Reddit comments tend to be more emotionally reactive than posts. Posts are often structured questions or reviews; comments are rapid, context-driven responses.

In [9]:
if 'record_type' in annotated.columns and annotated['record_type'].nunique() > 1:
    # Distribution overlay
    fig = px.histogram(
        annotated, x='hybrid_score', color='record_type',
        nbins=40, barmode='overlay', opacity=0.75,
        title='Sentiment Distribution: Posts vs Comments',
        labels={'hybrid_score': 'Hybrid Sentiment Score', 'record_type': 'Type'},
        color_discrete_map={'post': '#4f46e5', 'comment': '#06b6d4'},
    )
    fig.add_vline(x=0, line_dash='dash', line_color='gray')
    fig.show()

    # Summary table
    comparison = (
        annotated.groupby('record_type')['hybrid_score']
        .agg(count='count', mean='mean', std='std')

_ENTRIES PROVIDED:_
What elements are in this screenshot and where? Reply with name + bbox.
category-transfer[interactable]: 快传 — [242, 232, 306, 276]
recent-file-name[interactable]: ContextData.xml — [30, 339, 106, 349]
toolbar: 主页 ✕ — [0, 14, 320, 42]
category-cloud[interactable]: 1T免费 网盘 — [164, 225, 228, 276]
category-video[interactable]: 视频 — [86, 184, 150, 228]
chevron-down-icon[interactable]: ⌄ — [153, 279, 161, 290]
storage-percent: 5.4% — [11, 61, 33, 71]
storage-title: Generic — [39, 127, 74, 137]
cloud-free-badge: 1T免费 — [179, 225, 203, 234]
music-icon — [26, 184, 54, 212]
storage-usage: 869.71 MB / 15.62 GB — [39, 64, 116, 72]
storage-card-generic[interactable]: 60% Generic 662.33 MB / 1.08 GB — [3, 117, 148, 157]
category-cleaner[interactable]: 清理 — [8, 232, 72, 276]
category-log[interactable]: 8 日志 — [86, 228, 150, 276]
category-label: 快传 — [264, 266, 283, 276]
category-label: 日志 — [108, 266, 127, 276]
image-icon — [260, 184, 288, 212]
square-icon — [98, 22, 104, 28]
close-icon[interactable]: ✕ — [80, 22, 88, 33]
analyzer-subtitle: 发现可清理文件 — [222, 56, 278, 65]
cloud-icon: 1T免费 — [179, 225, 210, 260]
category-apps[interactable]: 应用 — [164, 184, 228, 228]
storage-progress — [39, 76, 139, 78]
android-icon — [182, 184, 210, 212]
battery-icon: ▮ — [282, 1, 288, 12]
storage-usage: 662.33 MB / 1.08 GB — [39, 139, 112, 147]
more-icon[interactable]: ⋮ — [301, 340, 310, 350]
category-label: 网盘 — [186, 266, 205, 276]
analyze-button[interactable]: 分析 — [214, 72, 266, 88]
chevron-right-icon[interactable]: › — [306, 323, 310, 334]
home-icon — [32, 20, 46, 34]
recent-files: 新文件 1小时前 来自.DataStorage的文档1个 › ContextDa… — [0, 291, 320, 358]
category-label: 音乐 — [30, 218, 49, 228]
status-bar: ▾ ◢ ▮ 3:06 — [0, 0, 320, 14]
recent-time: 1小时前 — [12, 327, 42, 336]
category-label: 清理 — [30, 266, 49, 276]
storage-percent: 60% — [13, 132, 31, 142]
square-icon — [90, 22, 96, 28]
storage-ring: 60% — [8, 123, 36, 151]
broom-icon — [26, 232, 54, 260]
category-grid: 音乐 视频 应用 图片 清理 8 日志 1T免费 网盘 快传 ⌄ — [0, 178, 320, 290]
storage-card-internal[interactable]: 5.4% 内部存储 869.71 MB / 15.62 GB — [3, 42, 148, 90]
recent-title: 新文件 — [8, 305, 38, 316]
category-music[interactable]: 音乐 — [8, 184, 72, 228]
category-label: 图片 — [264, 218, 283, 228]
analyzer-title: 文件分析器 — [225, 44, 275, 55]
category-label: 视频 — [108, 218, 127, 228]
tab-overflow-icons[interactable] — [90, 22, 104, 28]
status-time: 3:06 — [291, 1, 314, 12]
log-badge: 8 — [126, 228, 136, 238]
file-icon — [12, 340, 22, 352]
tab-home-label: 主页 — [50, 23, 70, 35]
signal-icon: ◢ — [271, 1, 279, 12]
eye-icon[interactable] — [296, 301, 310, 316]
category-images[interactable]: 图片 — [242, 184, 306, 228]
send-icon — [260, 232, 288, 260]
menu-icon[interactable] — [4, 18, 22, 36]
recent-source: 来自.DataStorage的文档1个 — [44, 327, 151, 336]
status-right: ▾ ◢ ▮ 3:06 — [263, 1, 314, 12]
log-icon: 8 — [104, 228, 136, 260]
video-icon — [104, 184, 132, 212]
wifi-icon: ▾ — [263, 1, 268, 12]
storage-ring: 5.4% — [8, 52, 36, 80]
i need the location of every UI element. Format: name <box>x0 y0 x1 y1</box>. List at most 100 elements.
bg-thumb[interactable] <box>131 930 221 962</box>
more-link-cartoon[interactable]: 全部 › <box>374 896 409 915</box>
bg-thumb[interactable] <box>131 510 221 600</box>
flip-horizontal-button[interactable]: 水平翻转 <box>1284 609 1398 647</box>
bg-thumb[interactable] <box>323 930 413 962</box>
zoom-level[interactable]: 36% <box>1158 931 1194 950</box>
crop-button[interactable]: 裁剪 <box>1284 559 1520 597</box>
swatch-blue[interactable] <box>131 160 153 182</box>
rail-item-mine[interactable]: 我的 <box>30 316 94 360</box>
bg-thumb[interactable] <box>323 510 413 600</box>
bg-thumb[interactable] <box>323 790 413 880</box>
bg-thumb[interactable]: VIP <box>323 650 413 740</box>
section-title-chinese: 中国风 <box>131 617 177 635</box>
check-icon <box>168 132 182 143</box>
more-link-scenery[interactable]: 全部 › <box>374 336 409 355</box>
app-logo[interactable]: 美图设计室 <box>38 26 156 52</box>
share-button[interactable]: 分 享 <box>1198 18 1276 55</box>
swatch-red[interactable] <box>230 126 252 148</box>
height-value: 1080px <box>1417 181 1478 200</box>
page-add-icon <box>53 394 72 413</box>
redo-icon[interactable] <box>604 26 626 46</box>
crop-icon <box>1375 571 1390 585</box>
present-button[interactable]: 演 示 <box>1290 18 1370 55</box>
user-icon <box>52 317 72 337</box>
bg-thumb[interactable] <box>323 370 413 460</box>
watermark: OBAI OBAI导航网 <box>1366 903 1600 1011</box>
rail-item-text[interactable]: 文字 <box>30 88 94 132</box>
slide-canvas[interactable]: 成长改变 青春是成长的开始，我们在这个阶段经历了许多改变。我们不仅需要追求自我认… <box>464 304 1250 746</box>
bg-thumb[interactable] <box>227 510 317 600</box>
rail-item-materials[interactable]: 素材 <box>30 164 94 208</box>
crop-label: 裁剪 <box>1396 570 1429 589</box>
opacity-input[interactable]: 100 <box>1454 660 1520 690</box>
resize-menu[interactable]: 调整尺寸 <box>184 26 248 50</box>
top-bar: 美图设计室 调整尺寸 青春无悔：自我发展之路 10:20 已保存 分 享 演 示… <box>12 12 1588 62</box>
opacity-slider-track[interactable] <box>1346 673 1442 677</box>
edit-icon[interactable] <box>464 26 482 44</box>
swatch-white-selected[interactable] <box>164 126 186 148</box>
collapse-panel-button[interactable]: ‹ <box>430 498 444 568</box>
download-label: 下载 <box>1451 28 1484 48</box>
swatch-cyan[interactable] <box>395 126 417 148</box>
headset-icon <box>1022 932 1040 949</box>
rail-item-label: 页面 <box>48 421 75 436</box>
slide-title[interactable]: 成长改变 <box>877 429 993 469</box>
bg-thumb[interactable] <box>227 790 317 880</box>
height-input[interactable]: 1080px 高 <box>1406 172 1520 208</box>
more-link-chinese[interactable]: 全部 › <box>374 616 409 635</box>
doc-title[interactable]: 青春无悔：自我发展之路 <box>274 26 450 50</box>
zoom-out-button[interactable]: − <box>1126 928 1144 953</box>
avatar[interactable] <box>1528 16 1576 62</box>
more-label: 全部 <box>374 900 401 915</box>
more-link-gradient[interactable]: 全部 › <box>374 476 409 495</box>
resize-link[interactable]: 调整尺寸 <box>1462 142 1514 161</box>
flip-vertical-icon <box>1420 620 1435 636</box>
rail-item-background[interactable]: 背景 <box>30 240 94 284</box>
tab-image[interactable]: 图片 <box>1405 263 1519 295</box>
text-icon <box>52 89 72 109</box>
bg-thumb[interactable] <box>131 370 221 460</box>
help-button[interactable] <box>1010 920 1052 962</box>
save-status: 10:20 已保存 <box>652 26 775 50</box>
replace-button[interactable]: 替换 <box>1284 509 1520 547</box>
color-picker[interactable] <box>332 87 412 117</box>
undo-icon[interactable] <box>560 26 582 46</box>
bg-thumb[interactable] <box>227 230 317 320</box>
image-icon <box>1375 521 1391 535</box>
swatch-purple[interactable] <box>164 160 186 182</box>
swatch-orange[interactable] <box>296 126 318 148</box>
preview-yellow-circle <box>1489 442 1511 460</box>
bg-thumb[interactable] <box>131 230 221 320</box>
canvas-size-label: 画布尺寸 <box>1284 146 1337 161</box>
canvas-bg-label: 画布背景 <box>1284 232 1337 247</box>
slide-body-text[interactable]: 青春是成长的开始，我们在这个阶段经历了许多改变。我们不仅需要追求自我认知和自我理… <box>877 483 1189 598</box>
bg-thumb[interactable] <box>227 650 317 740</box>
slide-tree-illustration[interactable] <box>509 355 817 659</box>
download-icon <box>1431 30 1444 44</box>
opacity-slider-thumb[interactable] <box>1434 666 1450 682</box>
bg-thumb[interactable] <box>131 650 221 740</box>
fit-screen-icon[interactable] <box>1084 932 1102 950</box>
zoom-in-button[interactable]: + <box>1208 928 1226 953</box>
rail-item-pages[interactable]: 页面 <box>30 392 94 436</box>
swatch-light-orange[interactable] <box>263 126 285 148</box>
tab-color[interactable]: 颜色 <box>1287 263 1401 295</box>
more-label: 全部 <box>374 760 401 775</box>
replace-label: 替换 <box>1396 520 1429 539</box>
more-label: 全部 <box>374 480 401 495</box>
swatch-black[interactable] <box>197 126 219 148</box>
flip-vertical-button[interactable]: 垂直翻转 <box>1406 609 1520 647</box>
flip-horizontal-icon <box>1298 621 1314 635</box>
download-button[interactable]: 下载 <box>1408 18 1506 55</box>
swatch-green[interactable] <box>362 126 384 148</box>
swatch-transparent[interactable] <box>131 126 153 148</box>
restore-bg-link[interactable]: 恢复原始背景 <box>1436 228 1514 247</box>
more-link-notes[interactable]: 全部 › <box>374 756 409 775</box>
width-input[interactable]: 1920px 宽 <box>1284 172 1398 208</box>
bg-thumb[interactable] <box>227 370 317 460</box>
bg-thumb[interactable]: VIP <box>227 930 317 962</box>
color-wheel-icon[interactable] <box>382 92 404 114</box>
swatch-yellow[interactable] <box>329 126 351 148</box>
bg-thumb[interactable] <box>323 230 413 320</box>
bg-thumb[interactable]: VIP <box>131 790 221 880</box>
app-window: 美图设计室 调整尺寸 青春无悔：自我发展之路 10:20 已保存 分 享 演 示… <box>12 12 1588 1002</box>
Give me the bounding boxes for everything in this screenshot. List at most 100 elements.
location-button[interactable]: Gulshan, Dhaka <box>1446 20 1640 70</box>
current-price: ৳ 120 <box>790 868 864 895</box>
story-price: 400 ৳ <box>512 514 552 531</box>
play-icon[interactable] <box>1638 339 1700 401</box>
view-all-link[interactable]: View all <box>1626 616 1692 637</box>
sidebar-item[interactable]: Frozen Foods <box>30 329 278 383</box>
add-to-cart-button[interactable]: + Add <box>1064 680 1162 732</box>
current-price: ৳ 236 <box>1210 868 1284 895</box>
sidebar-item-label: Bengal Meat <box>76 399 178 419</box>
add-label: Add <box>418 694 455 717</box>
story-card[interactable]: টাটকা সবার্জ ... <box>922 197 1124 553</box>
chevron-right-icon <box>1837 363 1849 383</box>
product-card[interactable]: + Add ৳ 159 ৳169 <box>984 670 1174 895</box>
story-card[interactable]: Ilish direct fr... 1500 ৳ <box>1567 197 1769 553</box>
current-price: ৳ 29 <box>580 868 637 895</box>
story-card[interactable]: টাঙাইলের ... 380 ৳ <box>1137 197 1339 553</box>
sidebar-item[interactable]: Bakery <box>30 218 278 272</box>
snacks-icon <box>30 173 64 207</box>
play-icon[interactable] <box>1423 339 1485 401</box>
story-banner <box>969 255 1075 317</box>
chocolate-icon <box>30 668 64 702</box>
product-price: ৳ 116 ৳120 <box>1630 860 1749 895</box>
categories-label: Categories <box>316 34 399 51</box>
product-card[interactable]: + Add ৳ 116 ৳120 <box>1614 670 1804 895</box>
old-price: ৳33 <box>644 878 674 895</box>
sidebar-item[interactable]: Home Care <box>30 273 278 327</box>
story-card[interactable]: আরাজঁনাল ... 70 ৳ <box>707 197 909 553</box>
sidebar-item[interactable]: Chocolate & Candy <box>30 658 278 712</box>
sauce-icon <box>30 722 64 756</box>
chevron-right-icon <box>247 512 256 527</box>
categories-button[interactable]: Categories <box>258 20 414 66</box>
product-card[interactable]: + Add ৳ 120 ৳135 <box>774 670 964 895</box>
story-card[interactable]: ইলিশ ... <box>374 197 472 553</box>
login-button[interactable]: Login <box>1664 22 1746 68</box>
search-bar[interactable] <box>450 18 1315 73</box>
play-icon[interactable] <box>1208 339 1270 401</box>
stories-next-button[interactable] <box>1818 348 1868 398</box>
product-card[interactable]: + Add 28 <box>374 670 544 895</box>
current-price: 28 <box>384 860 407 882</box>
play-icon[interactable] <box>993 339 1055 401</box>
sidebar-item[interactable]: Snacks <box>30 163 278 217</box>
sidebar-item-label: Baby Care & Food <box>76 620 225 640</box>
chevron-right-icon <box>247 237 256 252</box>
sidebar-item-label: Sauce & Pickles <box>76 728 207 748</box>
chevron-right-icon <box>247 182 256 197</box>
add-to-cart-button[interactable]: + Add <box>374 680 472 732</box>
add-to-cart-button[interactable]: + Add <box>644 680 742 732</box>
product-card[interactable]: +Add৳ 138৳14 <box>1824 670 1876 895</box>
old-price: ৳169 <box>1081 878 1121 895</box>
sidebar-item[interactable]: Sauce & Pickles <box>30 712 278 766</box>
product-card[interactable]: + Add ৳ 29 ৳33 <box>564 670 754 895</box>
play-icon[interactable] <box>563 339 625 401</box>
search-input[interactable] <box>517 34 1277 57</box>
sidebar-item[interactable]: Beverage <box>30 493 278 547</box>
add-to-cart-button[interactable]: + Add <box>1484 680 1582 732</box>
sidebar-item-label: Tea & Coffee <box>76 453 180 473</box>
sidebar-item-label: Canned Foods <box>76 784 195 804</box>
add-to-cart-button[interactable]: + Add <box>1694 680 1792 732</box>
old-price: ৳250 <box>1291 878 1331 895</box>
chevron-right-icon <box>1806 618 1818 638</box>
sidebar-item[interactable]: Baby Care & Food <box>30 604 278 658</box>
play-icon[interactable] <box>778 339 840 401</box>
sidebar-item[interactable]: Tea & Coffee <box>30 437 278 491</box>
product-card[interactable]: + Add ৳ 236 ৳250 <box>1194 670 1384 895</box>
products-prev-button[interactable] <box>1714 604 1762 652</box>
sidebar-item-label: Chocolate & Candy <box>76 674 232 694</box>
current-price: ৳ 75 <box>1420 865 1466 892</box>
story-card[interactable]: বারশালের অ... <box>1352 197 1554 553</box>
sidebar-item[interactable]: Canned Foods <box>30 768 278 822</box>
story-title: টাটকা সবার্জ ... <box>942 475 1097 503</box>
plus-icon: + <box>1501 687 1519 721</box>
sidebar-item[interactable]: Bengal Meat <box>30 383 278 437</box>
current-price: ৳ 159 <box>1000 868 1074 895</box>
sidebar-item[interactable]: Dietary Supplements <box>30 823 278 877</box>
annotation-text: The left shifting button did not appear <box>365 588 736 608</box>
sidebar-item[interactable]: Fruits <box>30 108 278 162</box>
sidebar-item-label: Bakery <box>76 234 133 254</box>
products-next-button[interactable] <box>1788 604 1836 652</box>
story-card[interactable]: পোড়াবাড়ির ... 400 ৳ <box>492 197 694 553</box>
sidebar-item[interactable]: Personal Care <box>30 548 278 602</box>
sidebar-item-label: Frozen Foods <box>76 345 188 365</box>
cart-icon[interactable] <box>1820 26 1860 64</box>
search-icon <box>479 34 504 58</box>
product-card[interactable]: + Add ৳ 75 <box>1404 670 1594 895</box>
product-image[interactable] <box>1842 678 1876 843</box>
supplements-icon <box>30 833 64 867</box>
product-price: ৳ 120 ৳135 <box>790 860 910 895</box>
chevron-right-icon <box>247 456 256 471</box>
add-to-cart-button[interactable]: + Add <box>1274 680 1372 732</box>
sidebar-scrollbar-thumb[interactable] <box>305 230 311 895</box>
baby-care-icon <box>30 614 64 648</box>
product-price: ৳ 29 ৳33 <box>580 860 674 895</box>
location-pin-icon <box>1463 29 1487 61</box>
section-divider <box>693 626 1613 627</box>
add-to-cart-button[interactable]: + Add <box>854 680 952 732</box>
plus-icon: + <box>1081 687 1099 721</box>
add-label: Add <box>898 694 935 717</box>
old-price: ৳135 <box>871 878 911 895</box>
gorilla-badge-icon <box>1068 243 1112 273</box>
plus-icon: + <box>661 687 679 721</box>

_ACTIONS TO TAKE:_
1: Using the sentiment notebook, answer:
(a) What are posts often, according to its opening?
(b) What color code is given to comments in the chart?
(c) How many bins does the histogram use?
2: Return the part of the sentiment notebook from "Reddit comments tend" to "fig.add_vline(x=0, line_dash='dash', line_color='gray')", copied word for word.
3: Carry the sentiment notebook forward from its final line.
The entries have no role in this exercise.

_OUTPUTS:_
1:
(a) Structured questions or reviews.
(b) '#06b6d4'.
(c) 40.

2:
Reddit comments tend to be more emotionally reactive than posts. Posts are often structured questions or reviews; comments are rapid, context-driven responses.

In [9]:
if 'record_type' in annotated.columns and annotated['record_type'].nunique() > 1:
    # Distribution overlay
    fig = px.histogram(
        annotated, x='hybrid_score', color='record_type',
        nbins=40, barmode='overlay', opacity=0.75,
        title='Sentiment Distribution: Posts vs Comments',
        labels={'hybrid_score': 'Hybrid Sentiment Score', 'record_type': 'Type'},
        color_discrete_map={'post': '#4f46e5', 'comment': '#06b6d4'},
    )
    fig.add_vline(x=0, line_dash='dash', line_color='gray')

3:
        .rename(columns={'count': 'records', 'mean': 'avg_sentiment', 'std': 'std_dev'})
        .round(4)
    )
    print("Sentiment summary by record type:")
    display(comparison)
else:
    print("Only one record type present — run 'reddit-sentiment collect --public' to include comments.")

Sentiment summary by record type:


Unnamed: 0_level_0,records,avg_sentiment,std_dev
record_type,Unnamed: 1_level_1,Unnamed: 2_level_1,Unnamed: 3_level_1
comment,80,0.1048,0.4553
post,120,0.1048,0.4543


## 7. Sentiment by Subreddit

Different subreddits have different emotional baselines. r/Jordans skews positive (brand fans); r/SneakerMarket is more neutral (transactional). Comparing subreddit sentiment helps separate platform bias from genuine brand signal.

In [10]:
if 'subreddit' in annotated.columns:
    sub_sent = (
        annotated.groupby('subreddit')['hybrid_score']
        .agg(avg_sentiment='mean', records='count')
        .sort_values('avg_sentiment', ascending=False)
        .reset_index()
        .round(4)
    )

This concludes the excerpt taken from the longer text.